[THE RECORDS start]
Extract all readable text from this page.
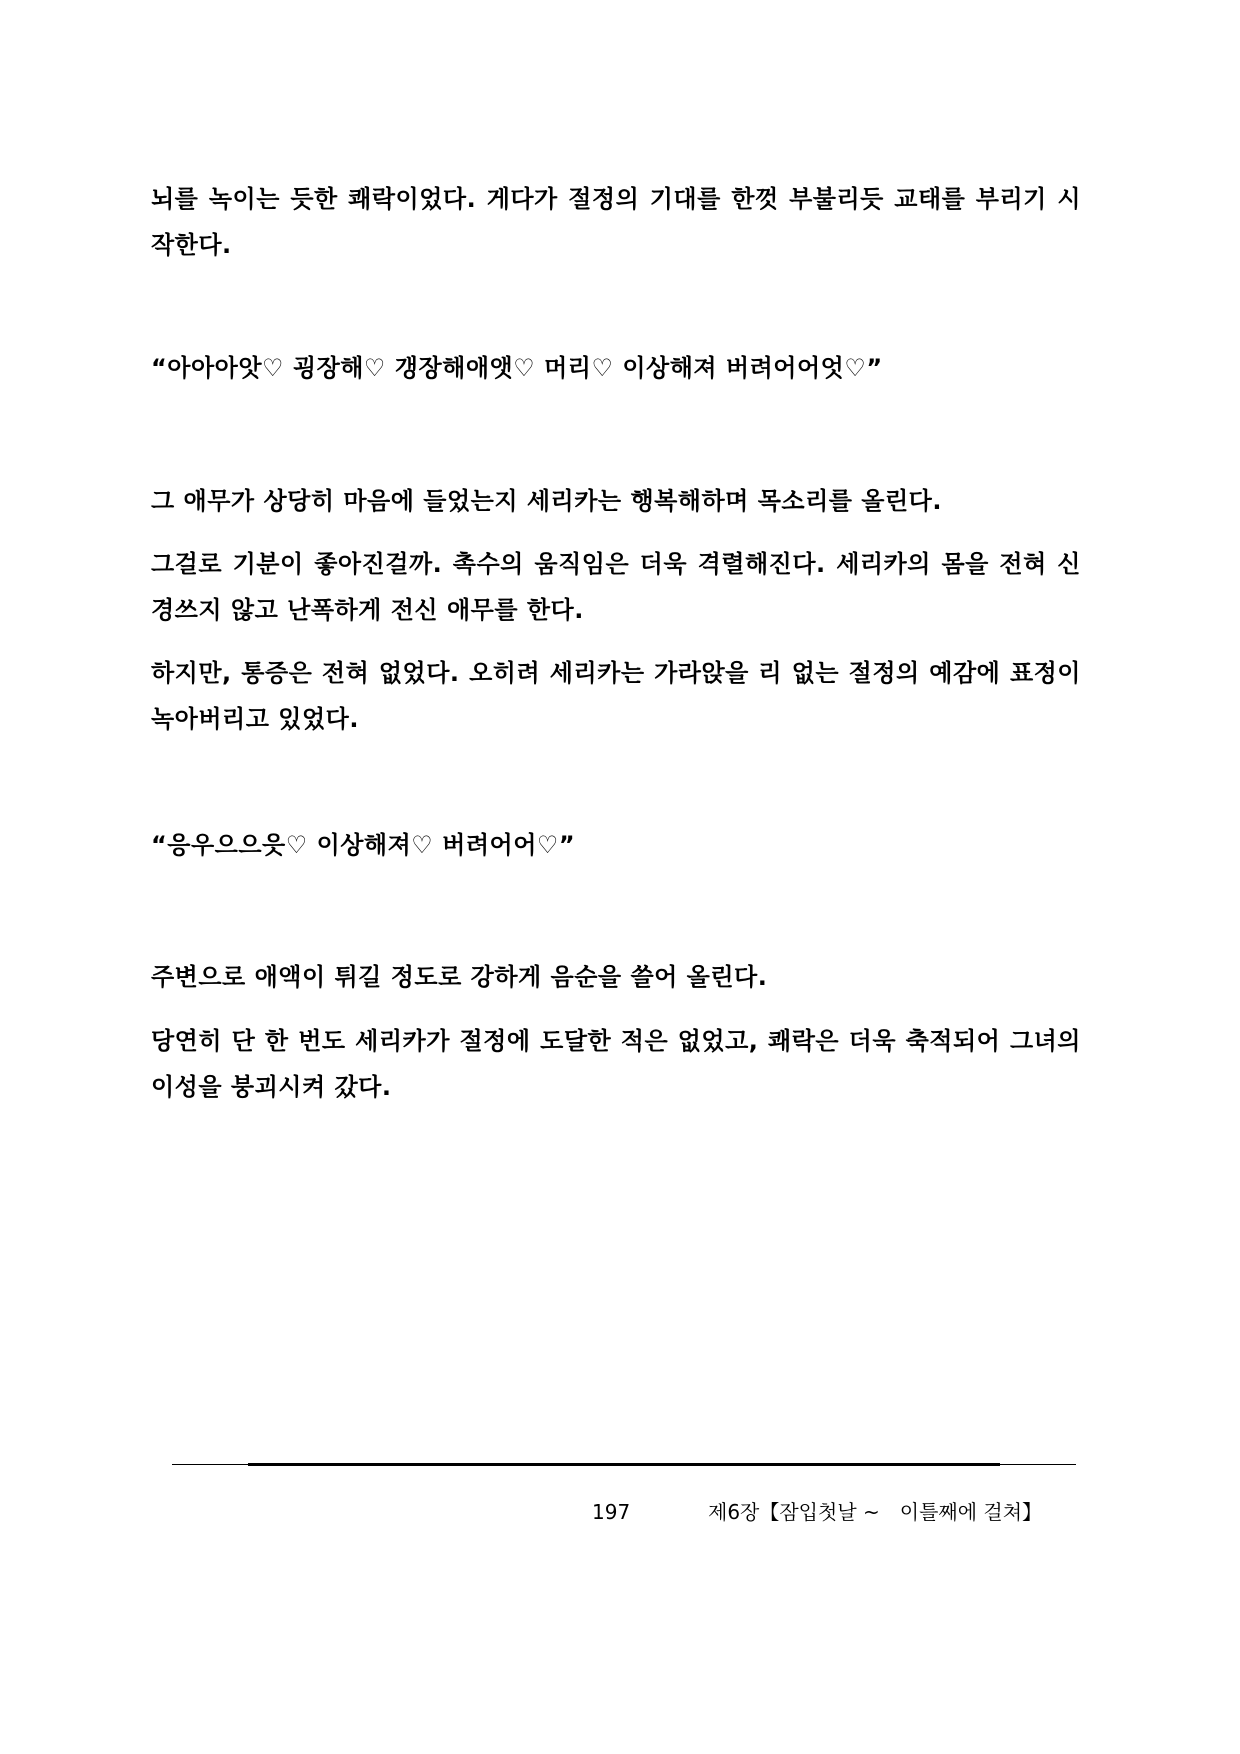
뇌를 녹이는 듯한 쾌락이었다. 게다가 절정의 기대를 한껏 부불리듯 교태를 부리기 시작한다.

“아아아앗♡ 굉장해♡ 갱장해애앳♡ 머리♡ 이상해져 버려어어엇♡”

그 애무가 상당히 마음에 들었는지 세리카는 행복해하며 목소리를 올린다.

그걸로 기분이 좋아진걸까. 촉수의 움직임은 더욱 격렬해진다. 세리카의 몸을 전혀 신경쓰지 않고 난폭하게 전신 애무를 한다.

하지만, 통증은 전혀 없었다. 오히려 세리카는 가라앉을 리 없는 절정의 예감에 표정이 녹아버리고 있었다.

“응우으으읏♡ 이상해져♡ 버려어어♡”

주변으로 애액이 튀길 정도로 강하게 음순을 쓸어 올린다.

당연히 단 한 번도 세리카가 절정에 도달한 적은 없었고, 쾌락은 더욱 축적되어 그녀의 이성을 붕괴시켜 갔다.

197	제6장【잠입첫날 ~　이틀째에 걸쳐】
[THE RECORDS end]
— REQUIRED WORK —
Restate the data above exactly, stripping out each image.

— ANSWER BELOW —
Extract all readable text from this page.
뇌를 녹이는 듯한 쾌락이었다. 게다가 절정의 기대를 한껏 부불리듯 교태를 부리기 시작한다.

“아아아앗♡ 굉장해♡ 갱장해애앳♡ 머리♡ 이상해져 버려어어엇♡”

그 애무가 상당히 마음에 들었는지 세리카는 행복해하며 목소리를 올린다.

그걸로 기분이 좋아진걸까. 촉수의 움직임은 더욱 격렬해진다. 세리카의 몸을 전혀 신경쓰지 않고 난폭하게 전신 애무를 한다.

하지만, 통증은 전혀 없었다. 오히려 세리카는 가라앉을 리 없는 절정의 예감에 표정이 녹아버리고 있었다.

“응우으으읏♡ 이상해져♡ 버려어어♡”

주변으로 애액이 튀길 정도로 강하게 음순을 쓸어 올린다.

당연히 단 한 번도 세리카가 절정에 도달한 적은 없었고, 쾌락은 더욱 축적되어 그녀의 이성을 붕괴시켜 갔다.

197	제6장【잠입첫날 ~　이틀째에 걸쳐】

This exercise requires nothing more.